The entries below are to be transcribed in full, without their images.

§ **Record list**
┌────────

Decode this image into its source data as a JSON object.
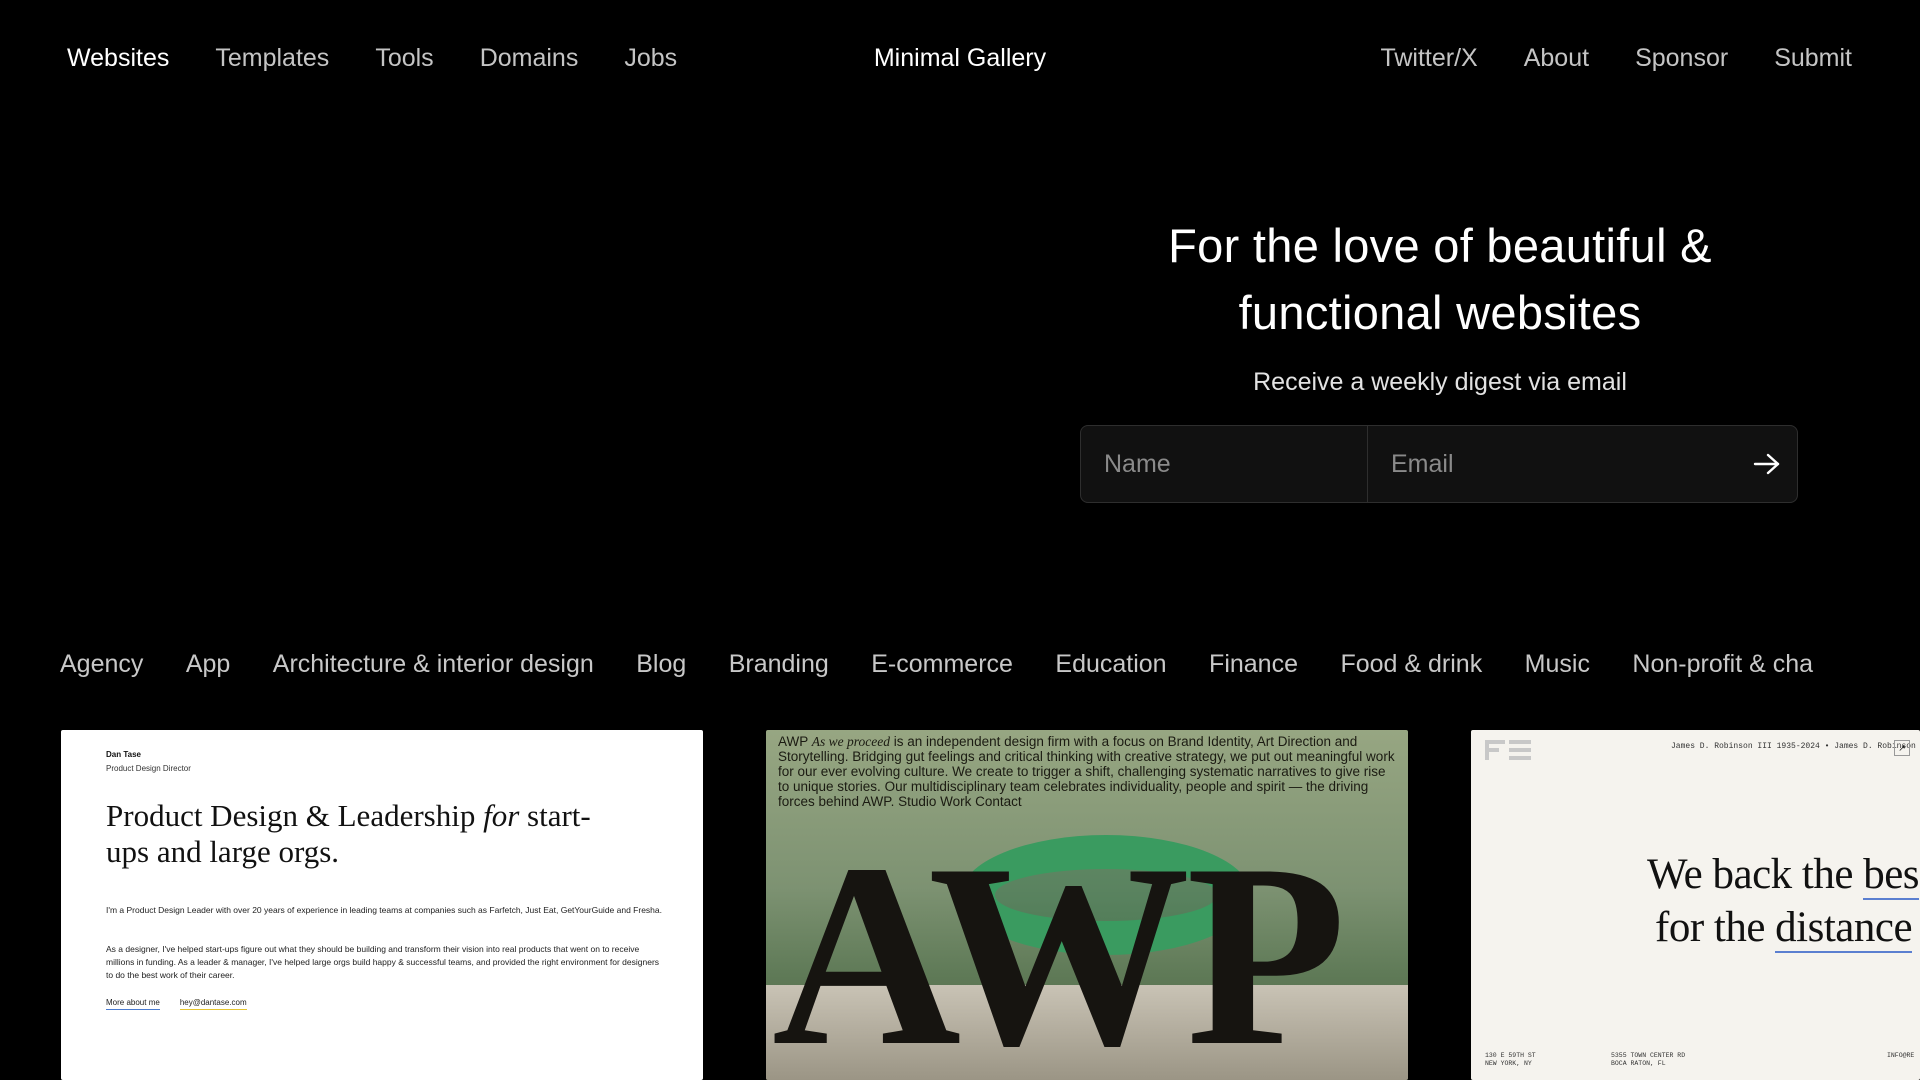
{
  "nav": {
    "left": [
      "Websites",
      "Templates",
      "Tools",
      "Domains",
      "Jobs"
    ],
    "brand": "Minimal Gallery",
    "right": [
      "Twitter/X",
      "About",
      "Sponsor",
      "Submit"
    ]
  },
  "hero": {
    "title_line1": "For the love of beautiful &",
    "title_line2": "functional websites",
    "subtitle": "Receive a weekly digest via email",
    "name_placeholder": "Name",
    "email_placeholder": "Email",
    "submit_icon": "arrow-right-icon"
  },
  "categories": [
    "Agency",
    "App",
    "Architecture & interior design",
    "Blog",
    "Branding",
    "E-commerce",
    "Education",
    "Finance",
    "Food & drink",
    "Music",
    "Non-profit & cha"
  ],
  "cards": {
    "card1": {
      "name": "Dan Tase",
      "role": "Product Design Director",
      "headline_a": "Product Design & Leadership ",
      "headline_em": "for",
      "headline_b": " start-ups and large orgs.",
      "para1": "I'm a Product Design Leader with over 20 years of experience in leading teams at companies such as Farfetch, Just Eat, GetYourGuide and Fresha.",
      "para2": "As a designer, I've helped start-ups figure out what they should be building and transform their vision into real products that went on to receive millions in funding. As a leader & manager, I've helped large orgs build happy & successful teams, and provided the right environment for designers to do the best work of their career.",
      "link1": "More about me",
      "link2": "hey@dantase.com"
    },
    "card2": {
      "lead": "AWP ",
      "lead_em": "As we proceed",
      "text": " is an independent design firm with a focus on Brand Identity, Art Direction and Storytelling. Bridging gut feelings and critical thinking with creative strategy, we put out meaningful work for our ever evolving culture. We create to trigger a shift, challenging systematic narratives to give rise to unique stories. Our multidisciplinary team celebrates individuality, people and spirit — the driving forces behind AWP. Studio Work Contact",
      "logo": "AWP"
    },
    "card3": {
      "top": "James D. Robinson III 1935-2024  •  James D. Robinson",
      "line1_a": "We back the ",
      "line1_u": "bes",
      "line2_a": "for the ",
      "line2_u": "distance",
      "foot1_a": "130 E 59TH ST",
      "foot1_b": "NEW YORK, NY",
      "foot2_a": "5355 TOWN CENTER RD",
      "foot2_b": "BOCA RATON, FL",
      "foot3": "INFO@RE"
    }
  }
}
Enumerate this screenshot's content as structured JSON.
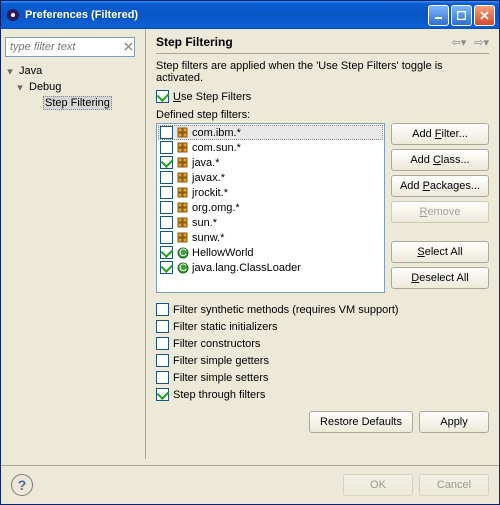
{
  "window": {
    "title": "Preferences (Filtered)"
  },
  "filter": {
    "placeholder": "type filter text"
  },
  "tree": {
    "items": [
      {
        "label": "Java",
        "expanded": true,
        "level": 0
      },
      {
        "label": "Debug",
        "expanded": true,
        "level": 1
      },
      {
        "label": "Step Filtering",
        "selected": true,
        "level": 2
      }
    ]
  },
  "section": {
    "title": "Step Filtering",
    "description": "Step filters are applied when the 'Use Step Filters' toggle is activated.",
    "use_step_filters_label": "Use Step Filters",
    "defined_label": "Defined step filters:"
  },
  "filters": [
    {
      "checked": false,
      "icon": "package",
      "label": "com.ibm.*",
      "selected": true
    },
    {
      "checked": false,
      "icon": "package",
      "label": "com.sun.*"
    },
    {
      "checked": true,
      "icon": "package",
      "label": "java.*"
    },
    {
      "checked": false,
      "icon": "package",
      "label": "javax.*"
    },
    {
      "checked": false,
      "icon": "package",
      "label": "jrockit.*"
    },
    {
      "checked": false,
      "icon": "package",
      "label": "org.omg.*"
    },
    {
      "checked": false,
      "icon": "package",
      "label": "sun.*"
    },
    {
      "checked": false,
      "icon": "package",
      "label": "sunw.*"
    },
    {
      "checked": true,
      "icon": "class",
      "label": "HellowWorld"
    },
    {
      "checked": true,
      "icon": "class",
      "label": "java.lang.ClassLoader"
    }
  ],
  "buttons": {
    "add_filter": "Add Filter...",
    "add_class": "Add Class...",
    "add_packages": "Add Packages...",
    "remove": "Remove",
    "select_all": "Select All",
    "deselect_all": "Deselect All",
    "restore_defaults": "Restore Defaults",
    "apply": "Apply",
    "ok": "OK",
    "cancel": "Cancel"
  },
  "options": {
    "synthetic": {
      "checked": false,
      "label": "Filter synthetic methods (requires VM support)"
    },
    "static_init": {
      "checked": false,
      "label": "Filter static initializers"
    },
    "constructors": {
      "checked": false,
      "label": "Filter constructors"
    },
    "getters": {
      "checked": false,
      "label": "Filter simple getters"
    },
    "setters": {
      "checked": false,
      "label": "Filter simple setters"
    },
    "step_through": {
      "checked": true,
      "label": "Step through filters"
    }
  }
}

└────────

§ **Written reply**
Decode this image into its source data as a JSON object.
{
  "nav": {
    "left": [
      "Websites",
      "Templates",
      "Tools",
      "Domains",
      "Jobs"
    ],
    "brand": "Minimal Gallery",
    "right": [
      "Twitter/X",
      "About",
      "Sponsor",
      "Submit"
    ]
  },
  "hero": {
    "title_line1": "For the love of beautiful &",
    "title_line2": "functional websites",
    "subtitle": "Receive a weekly digest via email",
    "name_placeholder": "Name",
    "email_placeholder": "Email",
    "submit_icon": "arrow-right-icon"
  },
  "categories": [
    "Agency",
    "App",
    "Architecture & interior design",
    "Blog",
    "Branding",
    "E-commerce",
    "Education",
    "Finance",
    "Food & drink",
    "Music",
    "Non-profit & cha"
  ],
  "cards": {
    "card1": {
      "name": "Dan Tase",
      "role": "Product Design Director",
      "headline_a": "Product Design & Leadership ",
      "headline_em": "for",
      "headline_b": " start-ups and large orgs.",
      "para1": "I'm a Product Design Leader with over 20 years of experience in leading teams at companies such as Farfetch, Just Eat, GetYourGuide and Fresha.",
      "para2": "As a designer, I've helped start-ups figure out what they should be building and transform their vision into real products that went on to receive millions in funding. As a leader & manager, I've helped large orgs build happy & successful teams, and provided the right environment for designers to do the best work of their career.",
      "link1": "More about me",
      "link2": "hey@dantase.com"
    },
    "card2": {
      "lead": "AWP ",
      "lead_em": "As we proceed",
      "text": " is an independent design firm with a focus on Brand Identity, Art Direction and Storytelling. Bridging gut feelings and critical thinking with creative strategy, we put out meaningful work for our ever evolving culture. We create to trigger a shift, challenging systematic narratives to give rise to unique stories. Our multidisciplinary team celebrates individuality, people and spirit — the driving forces behind AWP. Studio Work Contact",
      "logo": "AWP"
    },
    "card3": {
      "top": "James D. Robinson III 1935-2024  •  James D. Robinson",
      "line1_a": "We back the ",
      "line1_u": "bes",
      "line2_a": "for the ",
      "line2_u": "distance",
      "foot1_a": "130 E 59TH ST",
      "foot1_b": "NEW YORK, NY",
      "foot2_a": "5355 TOWN CENTER RD",
      "foot2_b": "BOCA RATON, FL",
      "foot3": "INFO@RE"
    }
  }
}
Enumerate this screenshot's content as structured JSON.
{
  "window": {
    "title": "Preferences (Filtered)"
  },
  "filter": {
    "placeholder": "type filter text"
  },
  "tree": {
    "items": [
      {
        "label": "Java",
        "expanded": true,
        "level": 0
      },
      {
        "label": "Debug",
        "expanded": true,
        "level": 1
      },
      {
        "label": "Step Filtering",
        "selected": true,
        "level": 2
      }
    ]
  },
  "section": {
    "title": "Step Filtering",
    "description": "Step filters are applied when the 'Use Step Filters' toggle is activated.",
    "use_step_filters_label": "Use Step Filters",
    "defined_label": "Defined step filters:"
  },
  "filters": [
    {
      "checked": false,
      "icon": "package",
      "label": "com.ibm.*",
      "selected": true
    },
    {
      "checked": false,
      "icon": "package",
      "label": "com.sun.*"
    },
    {
      "checked": true,
      "icon": "package",
      "label": "java.*"
    },
    {
      "checked": false,
      "icon": "package",
      "label": "javax.*"
    },
    {
      "checked": false,
      "icon": "package",
      "label": "jrockit.*"
    },
    {
      "checked": false,
      "icon": "package",
      "label": "org.omg.*"
    },
    {
      "checked": false,
      "icon": "package",
      "label": "sun.*"
    },
    {
      "checked": false,
      "icon": "package",
      "label": "sunw.*"
    },
    {
      "checked": true,
      "icon": "class",
      "label": "HellowWorld"
    },
    {
      "checked": true,
      "icon": "class",
      "label": "java.lang.ClassLoader"
    }
  ],
  "buttons": {
    "add_filter": "Add Filter...",
    "add_class": "Add Class...",
    "add_packages": "Add Packages...",
    "remove": "Remove",
    "select_all": "Select All",
    "deselect_all": "Deselect All",
    "restore_defaults": "Restore Defaults",
    "apply": "Apply",
    "ok": "OK",
    "cancel": "Cancel"
  },
  "options": {
    "synthetic": {
      "checked": false,
      "label": "Filter synthetic methods (requires VM support)"
    },
    "static_init": {
      "checked": false,
      "label": "Filter static initializers"
    },
    "constructors": {
      "checked": false,
      "label": "Filter constructors"
    },
    "getters": {
      "checked": false,
      "label": "Filter simple getters"
    },
    "setters": {
      "checked": false,
      "label": "Filter simple setters"
    },
    "step_through": {
      "checked": true,
      "label": "Step through filters"
    }
  }
}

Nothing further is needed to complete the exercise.